Entries from a dataset
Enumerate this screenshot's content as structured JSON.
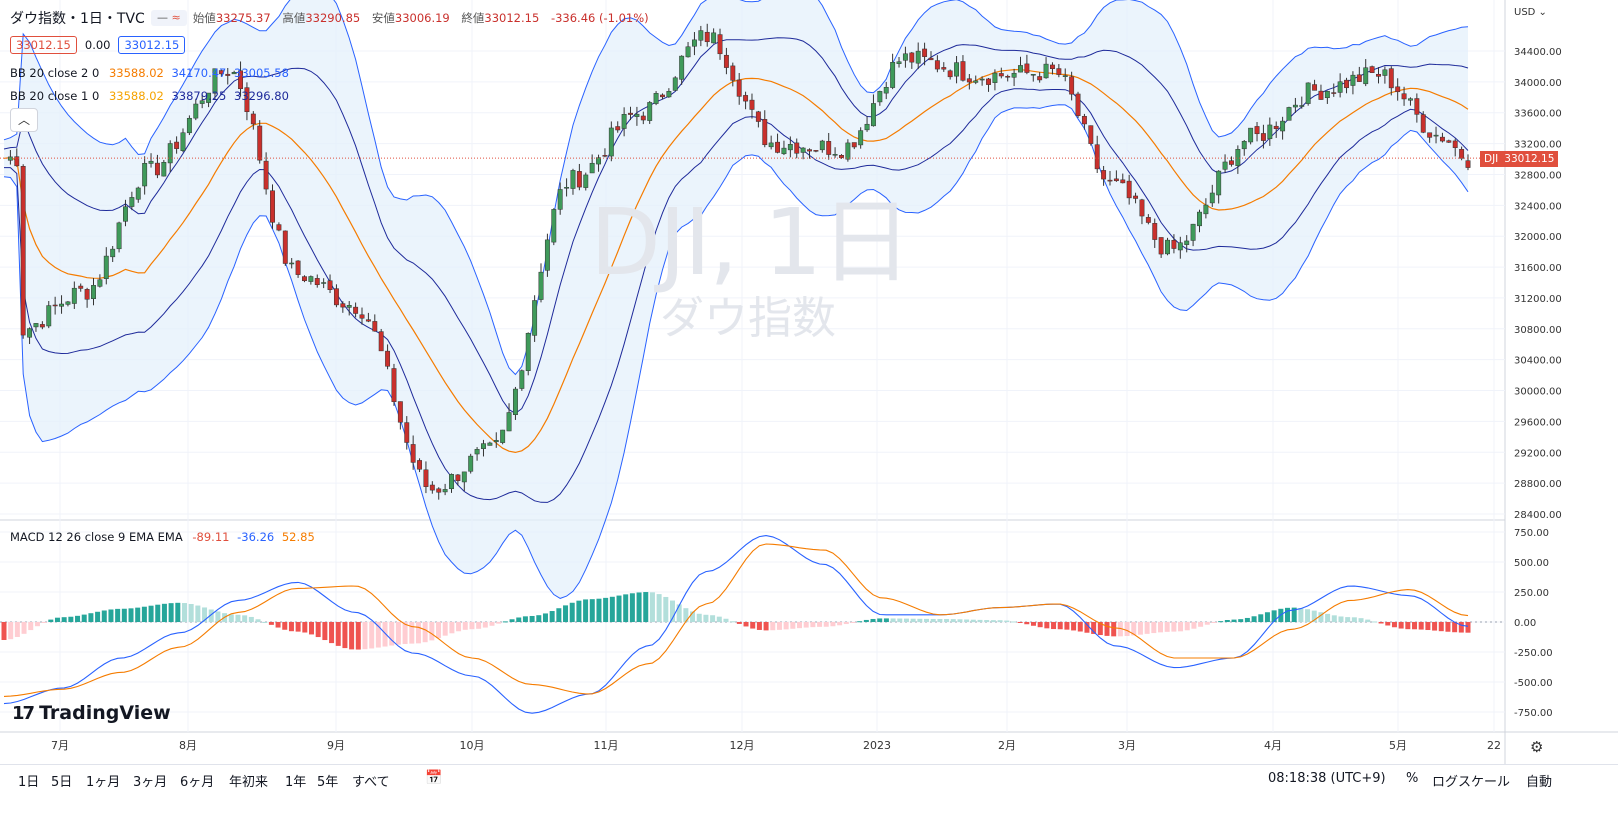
{
  "header": {
    "title": "ダウ指数・1日・TVC",
    "ohlc_open_label": "始値",
    "ohlc_open": "33275.37",
    "ohlc_high_label": "高値",
    "ohlc_high": "33290.85",
    "ohlc_low_label": "安値",
    "ohlc_low": "33006.19",
    "ohlc_close_label": "終値",
    "ohlc_close": "33012.15",
    "ohlc_change": "-336.46 (-1.01%)",
    "sell_price": "33012.15",
    "spread": "0.00",
    "buy_price": "33012.15"
  },
  "indicators": {
    "bb2": {
      "label": "BB 20 close 2 0",
      "basis": "33588.02",
      "upper": "34170.47",
      "lower": "33005.58"
    },
    "bb1": {
      "label": "BB 20 close 1 0",
      "basis": "33588.02",
      "upper": "33879.25",
      "lower": "33296.80"
    },
    "macd": {
      "label": "MACD 12 26 close 9 EMA EMA",
      "hist": "-89.11",
      "macd": "-36.26",
      "signal": "52.85"
    }
  },
  "watermark": {
    "symbol": "DJI, 1日",
    "name": "ダウ指数"
  },
  "currency": "USD",
  "last_price_tag": {
    "symbol": "DJI",
    "price": "33012.15"
  },
  "colors": {
    "up": "#26a69a",
    "up_candle": "#3f9a5a",
    "down": "#c9302c",
    "orange": "#f57c00",
    "blue": "#2962ff",
    "bb_fill": "#e3f0fb"
  },
  "bottom": {
    "ranges": [
      "1日",
      "5日",
      "1ヶ月",
      "3ヶ月",
      "6ヶ月",
      "年初来",
      "1年",
      "5年",
      "すべて"
    ],
    "time": "08:18:38 (UTC+9)",
    "percent": "%",
    "log": "ログスケール",
    "auto": "自動"
  },
  "brand": "TradingView",
  "chart_data": [
    {
      "type": "line",
      "title": "ダウ指数・1日・TVC",
      "x_ticks": [
        "7月",
        "8月",
        "9月",
        "10月",
        "11月",
        "12月",
        "2023",
        "2月",
        "3月",
        "4月",
        "5月",
        "22"
      ],
      "y_ticks": [
        28400,
        28800,
        29200,
        29600,
        30000,
        30400,
        30800,
        31200,
        31600,
        32000,
        32400,
        32800,
        33200,
        33600,
        34000,
        34400
      ],
      "ylim": [
        28400,
        34800
      ],
      "series_points": [
        [
          "2022-06-30",
          30775
        ],
        [
          "2022-07-15",
          31288
        ],
        [
          "2022-07-29",
          32845
        ],
        [
          "2022-08-16",
          34152
        ],
        [
          "2022-08-31",
          31510
        ],
        [
          "2022-09-13",
          31105
        ],
        [
          "2022-09-30",
          28725
        ],
        [
          "2022-10-13",
          29210
        ],
        [
          "2022-10-31",
          32733
        ],
        [
          "2022-11-15",
          33592
        ],
        [
          "2022-11-30",
          34590
        ],
        [
          "2022-12-15",
          33202
        ],
        [
          "2022-12-30",
          33147
        ],
        [
          "2023-01-13",
          34302
        ],
        [
          "2023-01-31",
          34086
        ],
        [
          "2023-02-15",
          34128
        ],
        [
          "2023-02-28",
          32656
        ],
        [
          "2023-03-13",
          31819
        ],
        [
          "2023-03-31",
          33274
        ],
        [
          "2023-04-14",
          33886
        ],
        [
          "2023-04-28",
          34098
        ],
        [
          "2023-05-12",
          33300
        ],
        [
          "2023-05-18",
          33012
        ]
      ],
      "bands": {
        "basis": "orange",
        "upper_lower_1": "blue",
        "upper_lower_2": "blue"
      }
    },
    {
      "type": "bar",
      "title": "MACD 12 26 close 9 EMA EMA",
      "y_ticks": [
        750,
        500,
        250,
        0,
        -250,
        -500,
        -750
      ],
      "ylim": [
        -850,
        800
      ],
      "series": [
        {
          "name": "histogram",
          "values": [
            -150,
            40,
            110,
            160,
            60,
            -80,
            -230,
            -180,
            -60,
            50,
            190,
            250,
            60,
            -70,
            -40,
            30,
            25,
            15,
            -60,
            -120,
            -80,
            20,
            120,
            40,
            -60,
            -89
          ]
        },
        {
          "name": "macd",
          "values": [
            -680,
            -550,
            -300,
            -90,
            180,
            330,
            80,
            -260,
            -450,
            -760,
            -600,
            -200,
            420,
            720,
            480,
            60,
            60,
            120,
            150,
            -200,
            -380,
            -300,
            100,
            300,
            220,
            -36
          ]
        },
        {
          "name": "signal",
          "values": [
            -620,
            -560,
            -420,
            -210,
            80,
            280,
            300,
            -40,
            -300,
            -520,
            -600,
            -350,
            150,
            650,
            600,
            200,
            60,
            120,
            150,
            -50,
            -300,
            -300,
            -60,
            180,
            270,
            53
          ]
        }
      ]
    }
  ]
}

• [WHAT IS REQUIRED]: Set the pictures aside and transcribe the data above exactly.

• [THE COMPLETED TASK]:
Enumerate this screenshot's content as structured JSON.
{
  "header": {
    "title": "ダウ指数・1日・TVC",
    "ohlc_open_label": "始値",
    "ohlc_open": "33275.37",
    "ohlc_high_label": "高値",
    "ohlc_high": "33290.85",
    "ohlc_low_label": "安値",
    "ohlc_low": "33006.19",
    "ohlc_close_label": "終値",
    "ohlc_close": "33012.15",
    "ohlc_change": "-336.46 (-1.01%)",
    "sell_price": "33012.15",
    "spread": "0.00",
    "buy_price": "33012.15"
  },
  "indicators": {
    "bb2": {
      "label": "BB 20 close 2 0",
      "basis": "33588.02",
      "upper": "34170.47",
      "lower": "33005.58"
    },
    "bb1": {
      "label": "BB 20 close 1 0",
      "basis": "33588.02",
      "upper": "33879.25",
      "lower": "33296.80"
    },
    "macd": {
      "label": "MACD 12 26 close 9 EMA EMA",
      "hist": "-89.11",
      "macd": "-36.26",
      "signal": "52.85"
    }
  },
  "watermark": {
    "symbol": "DJI, 1日",
    "name": "ダウ指数"
  },
  "currency": "USD",
  "last_price_tag": {
    "symbol": "DJI",
    "price": "33012.15"
  },
  "colors": {
    "up": "#26a69a",
    "up_candle": "#3f9a5a",
    "down": "#c9302c",
    "orange": "#f57c00",
    "blue": "#2962ff",
    "bb_fill": "#e3f0fb"
  },
  "bottom": {
    "ranges": [
      "1日",
      "5日",
      "1ヶ月",
      "3ヶ月",
      "6ヶ月",
      "年初来",
      "1年",
      "5年",
      "すべて"
    ],
    "time": "08:18:38 (UTC+9)",
    "percent": "%",
    "log": "ログスケール",
    "auto": "自動"
  },
  "brand": "TradingView",
  "chart_data": [
    {
      "type": "line",
      "title": "ダウ指数・1日・TVC",
      "x_ticks": [
        "7月",
        "8月",
        "9月",
        "10月",
        "11月",
        "12月",
        "2023",
        "2月",
        "3月",
        "4月",
        "5月",
        "22"
      ],
      "y_ticks": [
        28400,
        28800,
        29200,
        29600,
        30000,
        30400,
        30800,
        31200,
        31600,
        32000,
        32400,
        32800,
        33200,
        33600,
        34000,
        34400
      ],
      "ylim": [
        28400,
        34800
      ],
      "series_points": [
        [
          "2022-06-30",
          30775
        ],
        [
          "2022-07-15",
          31288
        ],
        [
          "2022-07-29",
          32845
        ],
        [
          "2022-08-16",
          34152
        ],
        [
          "2022-08-31",
          31510
        ],
        [
          "2022-09-13",
          31105
        ],
        [
          "2022-09-30",
          28725
        ],
        [
          "2022-10-13",
          29210
        ],
        [
          "2022-10-31",
          32733
        ],
        [
          "2022-11-15",
          33592
        ],
        [
          "2022-11-30",
          34590
        ],
        [
          "2022-12-15",
          33202
        ],
        [
          "2022-12-30",
          33147
        ],
        [
          "2023-01-13",
          34302
        ],
        [
          "2023-01-31",
          34086
        ],
        [
          "2023-02-15",
          34128
        ],
        [
          "2023-02-28",
          32656
        ],
        [
          "2023-03-13",
          31819
        ],
        [
          "2023-03-31",
          33274
        ],
        [
          "2023-04-14",
          33886
        ],
        [
          "2023-04-28",
          34098
        ],
        [
          "2023-05-12",
          33300
        ],
        [
          "2023-05-18",
          33012
        ]
      ],
      "bands": {
        "basis": "orange",
        "upper_lower_1": "blue",
        "upper_lower_2": "blue"
      }
    },
    {
      "type": "bar",
      "title": "MACD 12 26 close 9 EMA EMA",
      "y_ticks": [
        750,
        500,
        250,
        0,
        -250,
        -500,
        -750
      ],
      "ylim": [
        -850,
        800
      ],
      "series": [
        {
          "name": "histogram",
          "values": [
            -150,
            40,
            110,
            160,
            60,
            -80,
            -230,
            -180,
            -60,
            50,
            190,
            250,
            60,
            -70,
            -40,
            30,
            25,
            15,
            -60,
            -120,
            -80,
            20,
            120,
            40,
            -60,
            -89
          ]
        },
        {
          "name": "macd",
          "values": [
            -680,
            -550,
            -300,
            -90,
            180,
            330,
            80,
            -260,
            -450,
            -760,
            -600,
            -200,
            420,
            720,
            480,
            60,
            60,
            120,
            150,
            -200,
            -380,
            -300,
            100,
            300,
            220,
            -36
          ]
        },
        {
          "name": "signal",
          "values": [
            -620,
            -560,
            -420,
            -210,
            80,
            280,
            300,
            -40,
            -300,
            -520,
            -600,
            -350,
            150,
            650,
            600,
            200,
            60,
            120,
            150,
            -50,
            -300,
            -300,
            -60,
            180,
            270,
            53
          ]
        }
      ]
    }
  ]
}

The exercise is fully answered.